Le directeur d’un groupe à but non lucratif japonais condamné dans une affaire de transplantation d’organes à l’étranger
Le chef d’une organisation japonaise à but non lucratif a été condamné mardi à huit mois de prison pour avoir négocié des transplantations d’organes à l’étranger pour des résidents japonais sans l’approbation du gouvernement.
Le tribunal du district de Tokyo a jugé que Hiromichi Kikuchi, directeur de l’Association des patients atteints de maladies incurables, avait violé la loi sur la transplantation d’organes en facilitant la transplantation de deux receveurs en Biélorussie, collectant ainsi un total de 51,5 millions de yens.
Le tribunal a également infligé à l’association basée à Tokyo une amende d’un million de yens (6 744 dollars) pour cette affaire.
La défense de Kikuchi avait demandé son acquittement, arguant que la loi ne s’appliquait qu’aux transplantations domestiques. L’homme de 63 ans a été arrêté en février dans le cadre de ce qui était la première action de la police japonaise dans le cadre d’une médiation non autorisée en vue d’une transplantation d’organe à l’étranger.

Données fournies:
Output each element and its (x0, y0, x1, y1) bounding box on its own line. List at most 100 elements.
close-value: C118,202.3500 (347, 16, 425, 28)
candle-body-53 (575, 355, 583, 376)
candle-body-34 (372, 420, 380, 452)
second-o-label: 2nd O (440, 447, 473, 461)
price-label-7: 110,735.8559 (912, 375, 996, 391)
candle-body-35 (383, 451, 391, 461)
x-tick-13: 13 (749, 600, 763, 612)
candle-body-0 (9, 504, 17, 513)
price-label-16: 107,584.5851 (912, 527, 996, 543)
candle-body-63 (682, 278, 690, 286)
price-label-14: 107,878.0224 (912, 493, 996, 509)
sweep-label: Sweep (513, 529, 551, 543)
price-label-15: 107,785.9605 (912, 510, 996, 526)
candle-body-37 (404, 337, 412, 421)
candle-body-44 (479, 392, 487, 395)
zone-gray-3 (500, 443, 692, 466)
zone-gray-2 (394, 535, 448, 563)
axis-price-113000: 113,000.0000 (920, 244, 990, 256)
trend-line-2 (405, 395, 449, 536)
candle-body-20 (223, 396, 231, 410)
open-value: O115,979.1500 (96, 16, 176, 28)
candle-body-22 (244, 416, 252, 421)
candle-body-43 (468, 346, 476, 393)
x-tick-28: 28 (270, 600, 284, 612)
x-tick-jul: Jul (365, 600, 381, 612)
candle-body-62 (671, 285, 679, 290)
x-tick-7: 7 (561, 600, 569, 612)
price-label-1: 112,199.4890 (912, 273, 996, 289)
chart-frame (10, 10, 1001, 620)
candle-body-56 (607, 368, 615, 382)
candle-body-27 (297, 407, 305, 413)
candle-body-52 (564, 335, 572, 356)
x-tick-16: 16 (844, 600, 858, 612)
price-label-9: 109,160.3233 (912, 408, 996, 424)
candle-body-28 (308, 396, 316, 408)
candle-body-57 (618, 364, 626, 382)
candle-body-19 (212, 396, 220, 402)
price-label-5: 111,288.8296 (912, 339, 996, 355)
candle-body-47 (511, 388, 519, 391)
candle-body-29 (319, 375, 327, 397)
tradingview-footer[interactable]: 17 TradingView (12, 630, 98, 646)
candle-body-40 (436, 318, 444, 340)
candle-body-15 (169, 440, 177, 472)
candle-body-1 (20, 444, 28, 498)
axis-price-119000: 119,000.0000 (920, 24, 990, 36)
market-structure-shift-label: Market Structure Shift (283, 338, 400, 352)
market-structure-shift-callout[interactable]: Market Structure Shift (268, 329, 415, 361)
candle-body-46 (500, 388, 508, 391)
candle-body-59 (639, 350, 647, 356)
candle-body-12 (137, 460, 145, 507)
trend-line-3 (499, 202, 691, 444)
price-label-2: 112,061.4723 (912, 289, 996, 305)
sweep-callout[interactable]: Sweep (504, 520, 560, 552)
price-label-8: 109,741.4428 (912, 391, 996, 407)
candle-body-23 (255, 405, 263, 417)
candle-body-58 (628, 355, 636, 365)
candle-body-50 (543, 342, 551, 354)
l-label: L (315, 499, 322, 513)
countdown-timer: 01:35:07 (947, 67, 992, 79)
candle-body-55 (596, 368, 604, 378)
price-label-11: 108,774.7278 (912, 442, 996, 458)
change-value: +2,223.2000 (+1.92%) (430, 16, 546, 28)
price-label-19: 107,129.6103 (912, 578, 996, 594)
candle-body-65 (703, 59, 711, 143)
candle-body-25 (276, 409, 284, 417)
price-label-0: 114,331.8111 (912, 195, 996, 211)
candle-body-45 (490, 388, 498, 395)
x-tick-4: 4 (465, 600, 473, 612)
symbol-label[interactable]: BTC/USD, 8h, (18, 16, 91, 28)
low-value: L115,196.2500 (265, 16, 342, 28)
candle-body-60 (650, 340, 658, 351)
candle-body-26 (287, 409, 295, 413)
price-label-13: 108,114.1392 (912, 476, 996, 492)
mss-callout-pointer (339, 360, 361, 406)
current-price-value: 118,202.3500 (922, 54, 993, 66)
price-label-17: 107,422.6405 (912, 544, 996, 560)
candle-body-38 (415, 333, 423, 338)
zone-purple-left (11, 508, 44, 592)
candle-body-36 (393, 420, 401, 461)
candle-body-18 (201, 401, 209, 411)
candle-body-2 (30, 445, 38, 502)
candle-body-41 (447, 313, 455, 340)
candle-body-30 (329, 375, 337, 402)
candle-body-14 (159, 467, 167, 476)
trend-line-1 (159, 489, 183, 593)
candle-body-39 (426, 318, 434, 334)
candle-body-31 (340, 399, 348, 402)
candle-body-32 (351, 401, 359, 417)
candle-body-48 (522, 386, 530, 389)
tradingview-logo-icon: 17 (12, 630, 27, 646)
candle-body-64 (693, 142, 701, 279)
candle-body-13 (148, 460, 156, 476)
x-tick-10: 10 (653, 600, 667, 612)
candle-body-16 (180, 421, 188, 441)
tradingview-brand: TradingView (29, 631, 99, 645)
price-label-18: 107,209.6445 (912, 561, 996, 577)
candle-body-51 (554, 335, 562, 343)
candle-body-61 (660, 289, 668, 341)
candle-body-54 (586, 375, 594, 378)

Énoncé: Dans l'extrait source sur l'affaire de transplantation d'organes, quelle amende le tribunal a-t-il infligée à l'association ?

Réponse: Une amende d'un million de yens (6 744 dollars).